**THE REQUEST:**
Among the records that follow, count the lines with the string "document"; report only that count.

**EXERCISE DATA:**
--------------------------------

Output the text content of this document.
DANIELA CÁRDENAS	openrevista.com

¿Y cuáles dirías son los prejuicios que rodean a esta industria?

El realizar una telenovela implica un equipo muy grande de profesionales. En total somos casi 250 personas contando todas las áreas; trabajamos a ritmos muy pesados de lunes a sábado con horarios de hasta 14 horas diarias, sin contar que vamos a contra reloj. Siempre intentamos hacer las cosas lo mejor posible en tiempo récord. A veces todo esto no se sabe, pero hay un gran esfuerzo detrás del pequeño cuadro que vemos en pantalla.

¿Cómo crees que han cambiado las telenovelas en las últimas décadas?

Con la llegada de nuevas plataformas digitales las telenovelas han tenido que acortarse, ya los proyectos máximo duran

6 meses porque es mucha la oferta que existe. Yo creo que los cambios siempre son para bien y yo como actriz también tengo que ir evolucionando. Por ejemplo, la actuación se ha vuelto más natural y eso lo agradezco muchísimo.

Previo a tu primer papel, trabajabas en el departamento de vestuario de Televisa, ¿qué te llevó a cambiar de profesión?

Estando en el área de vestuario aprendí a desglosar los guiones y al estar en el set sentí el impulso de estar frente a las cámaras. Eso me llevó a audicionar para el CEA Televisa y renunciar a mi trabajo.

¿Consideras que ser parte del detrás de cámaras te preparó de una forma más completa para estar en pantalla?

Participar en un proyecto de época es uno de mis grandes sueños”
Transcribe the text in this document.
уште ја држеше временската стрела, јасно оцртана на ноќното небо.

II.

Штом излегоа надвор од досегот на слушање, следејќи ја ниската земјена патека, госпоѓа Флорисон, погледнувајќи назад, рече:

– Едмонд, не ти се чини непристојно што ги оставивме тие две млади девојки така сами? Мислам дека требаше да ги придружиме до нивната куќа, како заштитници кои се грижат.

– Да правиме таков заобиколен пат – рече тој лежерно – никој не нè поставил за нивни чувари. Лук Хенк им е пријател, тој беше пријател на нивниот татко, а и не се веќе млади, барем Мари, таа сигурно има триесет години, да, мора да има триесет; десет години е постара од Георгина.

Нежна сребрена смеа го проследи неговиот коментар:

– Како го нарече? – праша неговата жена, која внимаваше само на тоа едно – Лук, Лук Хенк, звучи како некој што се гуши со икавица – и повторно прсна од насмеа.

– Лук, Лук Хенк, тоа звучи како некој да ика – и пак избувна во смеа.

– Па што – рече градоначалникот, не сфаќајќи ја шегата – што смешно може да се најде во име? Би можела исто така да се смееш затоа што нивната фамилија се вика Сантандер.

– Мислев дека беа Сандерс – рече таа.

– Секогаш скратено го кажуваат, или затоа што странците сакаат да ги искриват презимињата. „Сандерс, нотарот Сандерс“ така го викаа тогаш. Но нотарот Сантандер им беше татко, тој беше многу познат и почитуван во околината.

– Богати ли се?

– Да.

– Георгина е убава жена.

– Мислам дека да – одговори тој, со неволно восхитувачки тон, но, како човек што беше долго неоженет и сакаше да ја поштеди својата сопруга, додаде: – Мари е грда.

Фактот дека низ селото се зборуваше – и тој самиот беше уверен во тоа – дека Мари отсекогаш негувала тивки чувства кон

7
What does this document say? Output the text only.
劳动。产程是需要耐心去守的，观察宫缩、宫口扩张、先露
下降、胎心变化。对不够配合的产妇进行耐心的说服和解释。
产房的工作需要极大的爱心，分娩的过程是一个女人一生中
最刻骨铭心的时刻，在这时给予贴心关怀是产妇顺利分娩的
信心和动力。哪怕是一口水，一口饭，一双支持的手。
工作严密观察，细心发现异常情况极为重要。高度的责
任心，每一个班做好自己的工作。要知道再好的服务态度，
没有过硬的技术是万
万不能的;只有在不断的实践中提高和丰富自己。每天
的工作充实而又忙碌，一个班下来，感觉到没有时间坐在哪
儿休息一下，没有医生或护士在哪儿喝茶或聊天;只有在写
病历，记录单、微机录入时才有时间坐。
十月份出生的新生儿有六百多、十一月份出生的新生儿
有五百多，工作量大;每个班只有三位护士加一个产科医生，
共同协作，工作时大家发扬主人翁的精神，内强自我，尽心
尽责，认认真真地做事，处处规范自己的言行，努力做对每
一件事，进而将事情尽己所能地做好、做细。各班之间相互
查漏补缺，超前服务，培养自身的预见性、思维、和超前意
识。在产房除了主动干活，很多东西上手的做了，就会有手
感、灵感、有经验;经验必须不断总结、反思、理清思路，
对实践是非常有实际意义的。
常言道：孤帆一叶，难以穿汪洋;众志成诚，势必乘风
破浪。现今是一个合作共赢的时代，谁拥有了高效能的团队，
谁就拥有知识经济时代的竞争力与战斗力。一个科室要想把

--------------------------------

**ANSWER BELOW:**
3